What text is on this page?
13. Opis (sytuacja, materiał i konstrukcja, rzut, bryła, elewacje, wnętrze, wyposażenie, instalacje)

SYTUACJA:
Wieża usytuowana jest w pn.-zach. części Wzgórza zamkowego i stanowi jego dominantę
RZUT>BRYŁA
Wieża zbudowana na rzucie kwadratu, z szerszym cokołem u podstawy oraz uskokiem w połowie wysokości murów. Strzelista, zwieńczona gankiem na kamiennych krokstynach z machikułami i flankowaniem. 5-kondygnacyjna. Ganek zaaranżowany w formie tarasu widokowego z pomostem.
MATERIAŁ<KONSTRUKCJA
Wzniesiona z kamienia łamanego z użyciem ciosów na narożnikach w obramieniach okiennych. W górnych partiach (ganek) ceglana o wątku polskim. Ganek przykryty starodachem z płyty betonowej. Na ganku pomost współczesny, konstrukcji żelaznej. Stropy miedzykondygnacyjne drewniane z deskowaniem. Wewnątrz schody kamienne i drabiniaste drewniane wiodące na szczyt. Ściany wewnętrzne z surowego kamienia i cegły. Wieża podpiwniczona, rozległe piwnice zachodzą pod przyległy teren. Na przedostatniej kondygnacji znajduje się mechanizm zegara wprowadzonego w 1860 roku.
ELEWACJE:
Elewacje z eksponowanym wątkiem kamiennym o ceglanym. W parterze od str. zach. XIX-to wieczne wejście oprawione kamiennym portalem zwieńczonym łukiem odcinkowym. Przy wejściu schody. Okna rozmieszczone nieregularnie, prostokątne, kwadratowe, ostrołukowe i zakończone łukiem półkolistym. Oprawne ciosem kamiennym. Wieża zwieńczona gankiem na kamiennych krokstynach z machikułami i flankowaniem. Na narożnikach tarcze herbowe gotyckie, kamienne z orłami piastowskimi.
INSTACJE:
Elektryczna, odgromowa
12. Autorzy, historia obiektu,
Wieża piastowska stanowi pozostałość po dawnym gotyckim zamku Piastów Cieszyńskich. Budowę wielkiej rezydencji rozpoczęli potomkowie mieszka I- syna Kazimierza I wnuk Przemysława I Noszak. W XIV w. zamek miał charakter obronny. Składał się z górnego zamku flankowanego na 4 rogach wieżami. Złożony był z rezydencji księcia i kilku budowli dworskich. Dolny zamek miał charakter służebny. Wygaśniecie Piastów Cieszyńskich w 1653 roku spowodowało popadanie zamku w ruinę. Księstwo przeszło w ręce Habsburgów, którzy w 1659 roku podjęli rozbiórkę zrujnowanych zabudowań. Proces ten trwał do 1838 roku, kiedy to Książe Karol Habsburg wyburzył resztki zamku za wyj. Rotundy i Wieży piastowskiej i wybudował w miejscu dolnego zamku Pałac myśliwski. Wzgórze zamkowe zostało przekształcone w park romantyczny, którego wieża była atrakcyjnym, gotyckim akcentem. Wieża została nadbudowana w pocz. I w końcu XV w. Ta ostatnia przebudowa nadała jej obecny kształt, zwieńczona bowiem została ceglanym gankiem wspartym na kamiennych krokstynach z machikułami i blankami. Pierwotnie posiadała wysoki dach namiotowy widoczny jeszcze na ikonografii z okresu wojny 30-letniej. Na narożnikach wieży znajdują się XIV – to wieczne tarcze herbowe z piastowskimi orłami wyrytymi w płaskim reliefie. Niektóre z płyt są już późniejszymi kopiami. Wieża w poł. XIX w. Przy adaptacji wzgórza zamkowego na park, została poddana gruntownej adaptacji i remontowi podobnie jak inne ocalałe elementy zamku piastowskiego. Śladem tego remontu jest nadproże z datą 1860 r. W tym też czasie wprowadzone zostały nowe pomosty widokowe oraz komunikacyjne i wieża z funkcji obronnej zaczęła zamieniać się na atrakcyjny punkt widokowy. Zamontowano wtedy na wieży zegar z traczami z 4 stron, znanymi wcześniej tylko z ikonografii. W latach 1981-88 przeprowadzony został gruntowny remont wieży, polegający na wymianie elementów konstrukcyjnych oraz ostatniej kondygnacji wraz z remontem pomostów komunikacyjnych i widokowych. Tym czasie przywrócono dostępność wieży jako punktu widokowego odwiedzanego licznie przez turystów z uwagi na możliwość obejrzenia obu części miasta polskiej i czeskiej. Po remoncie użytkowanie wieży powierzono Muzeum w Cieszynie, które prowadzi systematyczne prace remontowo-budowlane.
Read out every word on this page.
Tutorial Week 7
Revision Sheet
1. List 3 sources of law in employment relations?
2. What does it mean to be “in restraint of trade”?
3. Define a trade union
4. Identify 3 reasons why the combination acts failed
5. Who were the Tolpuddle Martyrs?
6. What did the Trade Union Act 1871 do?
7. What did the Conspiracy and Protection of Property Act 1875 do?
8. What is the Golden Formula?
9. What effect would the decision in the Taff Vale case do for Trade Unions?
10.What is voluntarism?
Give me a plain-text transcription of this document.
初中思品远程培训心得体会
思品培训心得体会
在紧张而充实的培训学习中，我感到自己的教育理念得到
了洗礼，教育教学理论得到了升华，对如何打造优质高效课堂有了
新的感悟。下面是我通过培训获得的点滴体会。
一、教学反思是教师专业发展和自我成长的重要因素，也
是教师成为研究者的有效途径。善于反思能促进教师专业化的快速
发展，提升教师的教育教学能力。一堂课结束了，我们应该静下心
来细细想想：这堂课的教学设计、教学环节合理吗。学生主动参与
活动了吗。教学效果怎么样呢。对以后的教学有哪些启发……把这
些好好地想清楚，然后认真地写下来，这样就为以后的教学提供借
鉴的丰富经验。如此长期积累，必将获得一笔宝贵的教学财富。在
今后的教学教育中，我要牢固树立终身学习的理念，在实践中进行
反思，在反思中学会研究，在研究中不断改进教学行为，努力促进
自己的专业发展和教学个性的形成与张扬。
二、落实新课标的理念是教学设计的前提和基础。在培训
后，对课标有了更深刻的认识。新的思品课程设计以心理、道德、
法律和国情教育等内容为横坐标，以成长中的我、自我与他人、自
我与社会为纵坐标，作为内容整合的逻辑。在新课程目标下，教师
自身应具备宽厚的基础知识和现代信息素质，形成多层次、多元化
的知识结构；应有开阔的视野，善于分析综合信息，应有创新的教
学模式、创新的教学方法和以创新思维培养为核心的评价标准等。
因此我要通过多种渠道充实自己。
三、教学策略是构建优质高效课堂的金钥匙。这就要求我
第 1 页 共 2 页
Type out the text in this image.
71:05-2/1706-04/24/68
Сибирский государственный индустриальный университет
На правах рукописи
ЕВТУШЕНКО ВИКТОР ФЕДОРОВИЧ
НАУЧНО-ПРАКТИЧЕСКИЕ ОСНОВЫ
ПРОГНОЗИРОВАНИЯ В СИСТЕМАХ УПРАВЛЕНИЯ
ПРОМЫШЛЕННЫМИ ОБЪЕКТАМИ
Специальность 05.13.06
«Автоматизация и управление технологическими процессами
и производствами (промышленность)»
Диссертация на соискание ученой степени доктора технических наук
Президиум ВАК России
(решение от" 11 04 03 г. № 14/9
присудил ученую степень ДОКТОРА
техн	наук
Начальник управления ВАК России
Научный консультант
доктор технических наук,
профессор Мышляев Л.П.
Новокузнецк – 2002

TASK TO COMPLETE:
Repeat the data exactly. Leave nothing out.

THE RESULT:
What text is on this page?
13. Opis (sytuacja, materiał i konstrukcja, rzut, bryła, elewacje, wnętrze, wyposażenie, instalacje)

SYTUACJA:
Wieża usytuowana jest w pn.-zach. części Wzgórza zamkowego i stanowi jego dominantę
RZUT>BRYŁA
Wieża zbudowana na rzucie kwadratu, z szerszym cokołem u podstawy oraz uskokiem w połowie wysokości murów. Strzelista, zwieńczona gankiem na kamiennych krokstynach z machikułami i flankowaniem. 5-kondygnacyjna. Ganek zaaranżowany w formie tarasu widokowego z pomostem.
MATERIAŁ<KONSTRUKCJA
Wzniesiona z kamienia łamanego z użyciem ciosów na narożnikach w obramieniach okiennych. W górnych partiach (ganek) ceglana o wątku polskim. Ganek przykryty starodachem z płyty betonowej. Na ganku pomost współczesny, konstrukcji żelaznej. Stropy miedzykondygnacyjne drewniane z deskowaniem. Wewnątrz schody kamienne i drabiniaste drewniane wiodące na szczyt. Ściany wewnętrzne z surowego kamienia i cegły. Wieża podpiwniczona, rozległe piwnice zachodzą pod przyległy teren. Na przedostatniej kondygnacji znajduje się mechanizm zegara wprowadzonego w 1860 roku.
ELEWACJE:
Elewacje z eksponowanym wątkiem kamiennym o ceglanym. W parterze od str. zach. XIX-to wieczne wejście oprawione kamiennym portalem zwieńczonym łukiem odcinkowym. Przy wejściu schody. Okna rozmieszczone nieregularnie, prostokątne, kwadratowe, ostrołukowe i zakończone łukiem półkolistym. Oprawne ciosem kamiennym. Wieża zwieńczona gankiem na kamiennych krokstynach z machikułami i flankowaniem. Na narożnikach tarcze herbowe gotyckie, kamienne z orłami piastowskimi.
INSTACJE:
Elektryczna, odgromowa
12. Autorzy, historia obiektu,
Wieża piastowska stanowi pozostałość po dawnym gotyckim zamku Piastów Cieszyńskich. Budowę wielkiej rezydencji rozpoczęli potomkowie mieszka I- syna Kazimierza I wnuk Przemysława I Noszak. W XIV w. zamek miał charakter obronny. Składał się z górnego zamku flankowanego na 4 rogach wieżami. Złożony był z rezydencji księcia i kilku budowli dworskich. Dolny zamek miał charakter służebny. Wygaśniecie Piastów Cieszyńskich w 1653 roku spowodowało popadanie zamku w ruinę. Księstwo przeszło w ręce Habsburgów, którzy w 1659 roku podjęli rozbiórkę zrujnowanych zabudowań. Proces ten trwał do 1838 roku, kiedy to Książe Karol Habsburg wyburzył resztki zamku za wyj. Rotundy i Wieży piastowskiej i wybudował w miejscu dolnego zamku Pałac myśliwski. Wzgórze zamkowe zostało przekształcone w park romantyczny, którego wieża była atrakcyjnym, gotyckim akcentem. Wieża została nadbudowana w pocz. I w końcu XV w. Ta ostatnia przebudowa nadała jej obecny kształt, zwieńczona bowiem została ceglanym gankiem wspartym na kamiennych krokstynach z machikułami i blankami. Pierwotnie posiadała wysoki dach namiotowy widoczny jeszcze na ikonografii z okresu wojny 30-letniej. Na narożnikach wieży znajdują się XIV – to wieczne tarcze herbowe z piastowskimi orłami wyrytymi w płaskim reliefie. Niektóre z płyt są już późniejszymi kopiami. Wieża w poł. XIX w. Przy adaptacji wzgórza zamkowego na park, została poddana gruntownej adaptacji i remontowi podobnie jak inne ocalałe elementy zamku piastowskiego. Śladem tego remontu jest nadproże z datą 1860 r. W tym też czasie wprowadzone zostały nowe pomosty widokowe oraz komunikacyjne i wieża z funkcji obronnej zaczęła zamieniać się na atrakcyjny punkt widokowy. Zamontowano wtedy na wieży zegar z traczami z 4 stron, znanymi wcześniej tylko z ikonografii. W latach 1981-88 przeprowadzony został gruntowny remont wieży, polegający na wymianie elementów konstrukcyjnych oraz ostatniej kondygnacji wraz z remontem pomostów komunikacyjnych i widokowych. Tym czasie przywrócono dostępność wieży jako punktu widokowego odwiedzanego licznie przez turystów z uwagi na możliwość obejrzenia obu części miasta polskiej i czeskiej. Po remoncie użytkowanie wieży powierzono Muzeum w Cieszynie, które prowadzi systematyczne prace remontowo-budowlane.
Read out every word on this page.
Tutorial Week 7
Revision Sheet
1. List 3 sources of law in employment relations?
2. What does it mean to be “in restraint of trade”?
3. Define a trade union
4. Identify 3 reasons why the combination acts failed
5. Who were the Tolpuddle Martyrs?
6. What did the Trade Union Act 1871 do?
7. What did the Conspiracy and Protection of Property Act 1875 do?
8. What is the Golden Formula?
9. What effect would the decision in the Taff Vale case do for Trade Unions?
10.What is voluntarism?
Give me a plain-text transcription of this document.
初中思品远程培训心得体会
思品培训心得体会
在紧张而充实的培训学习中，我感到自己的教育理念得到
了洗礼，教育教学理论得到了升华，对如何打造优质高效课堂有了
新的感悟。下面是我通过培训获得的点滴体会。
一、教学反思是教师专业发展和自我成长的重要因素，也
是教师成为研究者的有效途径。善于反思能促进教师专业化的快速
发展，提升教师的教育教学能力。一堂课结束了，我们应该静下心
来细细想想：这堂课的教学设计、教学环节合理吗。学生主动参与
活动了吗。教学效果怎么样呢。对以后的教学有哪些启发……把这
些好好地想清楚，然后认真地写下来，这样就为以后的教学提供借
鉴的丰富经验。如此长期积累，必将获得一笔宝贵的教学财富。在
今后的教学教育中，我要牢固树立终身学习的理念，在实践中进行
反思，在反思中学会研究，在研究中不断改进教学行为，努力促进
自己的专业发展和教学个性的形成与张扬。
二、落实新课标的理念是教学设计的前提和基础。在培训
后，对课标有了更深刻的认识。新的思品课程设计以心理、道德、
法律和国情教育等内容为横坐标，以成长中的我、自我与他人、自
我与社会为纵坐标，作为内容整合的逻辑。在新课程目标下，教师
自身应具备宽厚的基础知识和现代信息素质，形成多层次、多元化
的知识结构；应有开阔的视野，善于分析综合信息，应有创新的教
学模式、创新的教学方法和以创新思维培养为核心的评价标准等。
因此我要通过多种渠道充实自己。
三、教学策略是构建优质高效课堂的金钥匙。这就要求我
第 1 页 共 2 页
Type out the text in this image.
71:05-2/1706-04/24/68
Сибирский государственный индустриальный университет
На правах рукописи
ЕВТУШЕНКО ВИКТОР ФЕДОРОВИЧ
НАУЧНО-ПРАКТИЧЕСКИЕ ОСНОВЫ
ПРОГНОЗИРОВАНИЯ В СИСТЕМАХ УПРАВЛЕНИЯ
ПРОМЫШЛЕННЫМИ ОБЪЕКТАМИ
Специальность 05.13.06
«Автоматизация и управление технологическими процессами
и производствами (промышленность)»
Диссертация на соискание ученой степени доктора технических наук
Президиум ВАК России
(решение от" 11 04 03 г. № 14/9
присудил ученую степень ДОКТОРА
техн	наук
Начальник управления ВАК России
Научный консультант
доктор технических наук,
профессор Мышляев Л.П.
Новокузнецк – 2002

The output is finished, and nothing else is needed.